### [PROVIDED DATA]
(begin)

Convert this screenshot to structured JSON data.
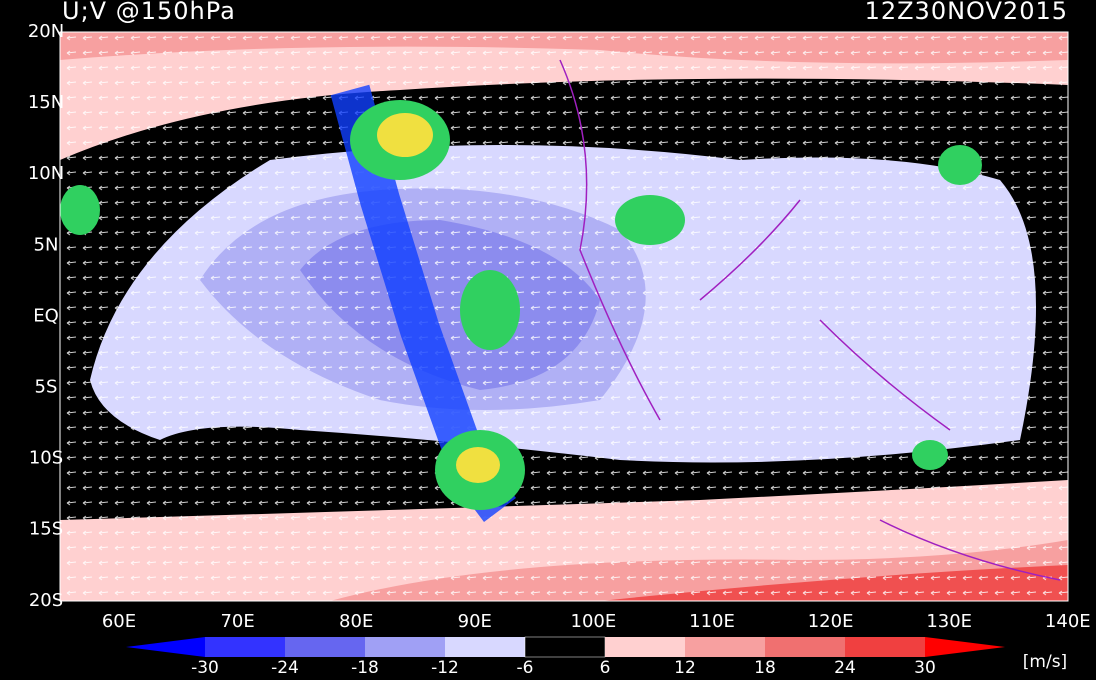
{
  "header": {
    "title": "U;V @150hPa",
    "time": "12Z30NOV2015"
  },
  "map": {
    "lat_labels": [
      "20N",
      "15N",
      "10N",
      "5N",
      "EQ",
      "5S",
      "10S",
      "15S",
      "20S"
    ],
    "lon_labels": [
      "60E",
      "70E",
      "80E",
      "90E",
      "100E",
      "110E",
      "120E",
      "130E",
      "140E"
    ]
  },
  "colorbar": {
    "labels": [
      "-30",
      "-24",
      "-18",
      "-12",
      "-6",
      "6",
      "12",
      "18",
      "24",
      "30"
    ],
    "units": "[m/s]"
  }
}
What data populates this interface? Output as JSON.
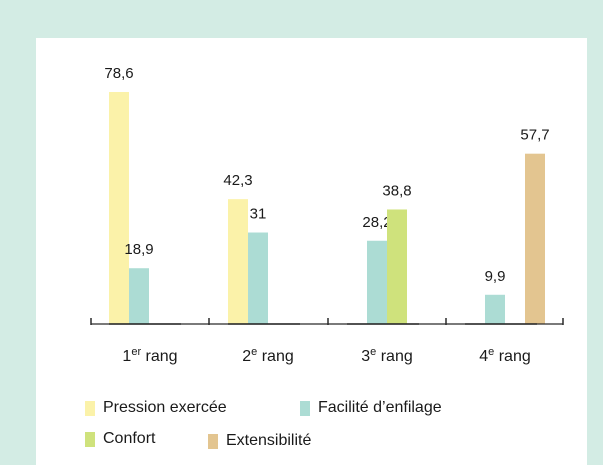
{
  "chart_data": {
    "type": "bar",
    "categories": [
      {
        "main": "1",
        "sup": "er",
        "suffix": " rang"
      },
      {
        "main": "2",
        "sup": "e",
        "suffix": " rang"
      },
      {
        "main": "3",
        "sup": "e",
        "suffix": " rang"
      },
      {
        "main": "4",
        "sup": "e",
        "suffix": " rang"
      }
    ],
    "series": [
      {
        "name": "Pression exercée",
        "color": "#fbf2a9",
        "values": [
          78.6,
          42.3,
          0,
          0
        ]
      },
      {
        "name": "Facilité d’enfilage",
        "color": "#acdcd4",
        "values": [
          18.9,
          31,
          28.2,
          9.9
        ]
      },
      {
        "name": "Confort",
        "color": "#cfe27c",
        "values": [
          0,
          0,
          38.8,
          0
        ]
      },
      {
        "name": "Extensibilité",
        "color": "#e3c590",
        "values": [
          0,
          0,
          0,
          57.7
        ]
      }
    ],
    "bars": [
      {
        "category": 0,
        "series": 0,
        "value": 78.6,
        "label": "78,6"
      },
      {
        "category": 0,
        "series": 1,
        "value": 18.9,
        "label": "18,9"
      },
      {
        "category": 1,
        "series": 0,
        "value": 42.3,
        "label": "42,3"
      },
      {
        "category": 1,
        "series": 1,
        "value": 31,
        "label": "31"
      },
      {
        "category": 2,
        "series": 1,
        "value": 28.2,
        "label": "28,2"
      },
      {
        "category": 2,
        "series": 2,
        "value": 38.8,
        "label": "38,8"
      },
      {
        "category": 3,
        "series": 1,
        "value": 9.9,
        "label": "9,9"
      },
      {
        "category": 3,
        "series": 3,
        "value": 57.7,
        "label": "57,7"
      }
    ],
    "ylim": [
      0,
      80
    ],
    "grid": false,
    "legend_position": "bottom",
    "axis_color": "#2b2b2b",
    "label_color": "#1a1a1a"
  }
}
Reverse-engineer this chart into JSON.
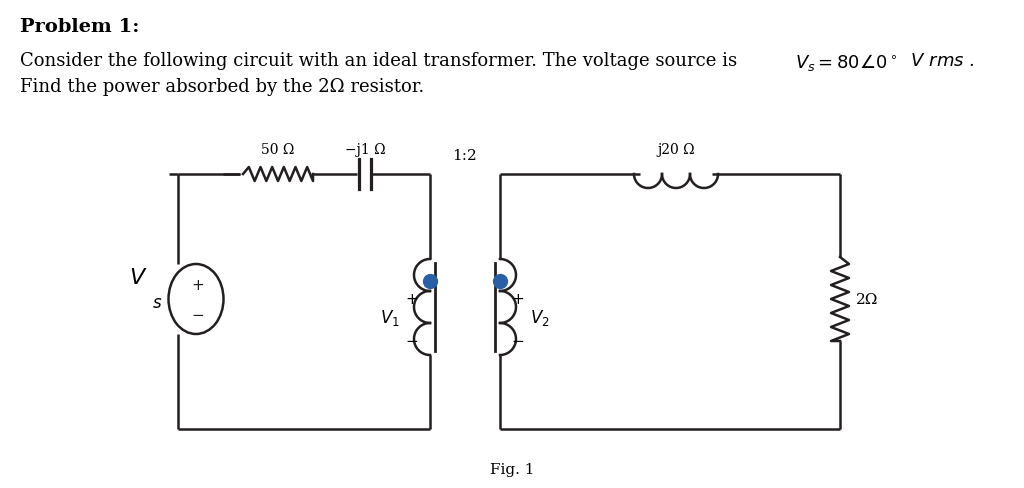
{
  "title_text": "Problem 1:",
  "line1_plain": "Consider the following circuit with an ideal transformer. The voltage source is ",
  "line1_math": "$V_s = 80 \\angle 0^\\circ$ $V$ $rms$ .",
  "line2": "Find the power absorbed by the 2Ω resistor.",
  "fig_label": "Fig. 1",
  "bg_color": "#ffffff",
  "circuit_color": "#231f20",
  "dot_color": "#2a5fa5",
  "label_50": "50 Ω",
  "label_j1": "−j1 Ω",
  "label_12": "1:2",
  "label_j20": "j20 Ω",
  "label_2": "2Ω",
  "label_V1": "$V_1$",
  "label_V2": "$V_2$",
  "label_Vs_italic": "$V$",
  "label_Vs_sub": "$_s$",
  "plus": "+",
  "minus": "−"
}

(end)

### [GIVEN REQUEST]
Repeat the data exactly, without the pictures.

### [RESPONSE FOR THIS EXERCISE]
Convert this screenshot to structured JSON data.
{
  "header": {
    "title": "U;V @150hPa",
    "time": "12Z30NOV2015"
  },
  "map": {
    "lat_labels": [
      "20N",
      "15N",
      "10N",
      "5N",
      "EQ",
      "5S",
      "10S",
      "15S",
      "20S"
    ],
    "lon_labels": [
      "60E",
      "70E",
      "80E",
      "90E",
      "100E",
      "110E",
      "120E",
      "130E",
      "140E"
    ]
  },
  "colorbar": {
    "labels": [
      "-30",
      "-24",
      "-18",
      "-12",
      "-6",
      "6",
      "12",
      "18",
      "24",
      "30"
    ],
    "units": "[m/s]"
  }
}
What data populates this interface? Output as JSON.
{
  "chart_data": {
    "type": "bar",
    "categories": [
      {
        "main": "1",
        "sup": "er",
        "suffix": " rang"
      },
      {
        "main": "2",
        "sup": "e",
        "suffix": " rang"
      },
      {
        "main": "3",
        "sup": "e",
        "suffix": " rang"
      },
      {
        "main": "4",
        "sup": "e",
        "suffix": " rang"
      }
    ],
    "series": [
      {
        "name": "Pression exercée",
        "color": "#fbf2a9",
        "values": [
          78.6,
          42.3,
          0,
          0
        ]
      },
      {
        "name": "Facilité d’enfilage",
        "color": "#acdcd4",
        "values": [
          18.9,
          31,
          28.2,
          9.9
        ]
      },
      {
        "name": "Confort",
        "color": "#cfe27c",
        "values": [
          0,
          0,
          38.8,
          0
        ]
      },
      {
        "name": "Extensibilité",
        "color": "#e3c590",
        "values": [
          0,
          0,
          0,
          57.7
        ]
      }
    ],
    "bars": [
      {
        "category": 0,
        "series": 0,
        "value": 78.6,
        "label": "78,6"
      },
      {
        "category": 0,
        "series": 1,
        "value": 18.9,
        "label": "18,9"
      },
      {
        "category": 1,
        "series": 0,
        "value": 42.3,
        "label": "42,3"
      },
      {
        "category": 1,
        "series": 1,
        "value": 31,
        "label": "31"
      },
      {
        "category": 2,
        "series": 1,
        "value": 28.2,
        "label": "28,2"
      },
      {
        "category": 2,
        "series": 2,
        "value": 38.8,
        "label": "38,8"
      },
      {
        "category": 3,
        "series": 1,
        "value": 9.9,
        "label": "9,9"
      },
      {
        "category": 3,
        "series": 3,
        "value": 57.7,
        "label": "57,7"
      }
    ],
    "ylim": [
      0,
      80
    ],
    "grid": false,
    "legend_position": "bottom",
    "axis_color": "#2b2b2b",
    "label_color": "#1a1a1a"
  }
}
Reverse-engineer this chart into JSON.
{
  "title_text": "Problem 1:",
  "line1_plain": "Consider the following circuit with an ideal transformer. The voltage source is ",
  "line1_math": "$V_s = 80 \\angle 0^\\circ$ $V$ $rms$ .",
  "line2": "Find the power absorbed by the 2Ω resistor.",
  "fig_label": "Fig. 1",
  "bg_color": "#ffffff",
  "circuit_color": "#231f20",
  "dot_color": "#2a5fa5",
  "label_50": "50 Ω",
  "label_j1": "−j1 Ω",
  "label_12": "1:2",
  "label_j20": "j20 Ω",
  "label_2": "2Ω",
  "label_V1": "$V_1$",
  "label_V2": "$V_2$",
  "label_Vs_italic": "$V$",
  "label_Vs_sub": "$_s$",
  "plus": "+",
  "minus": "−"
}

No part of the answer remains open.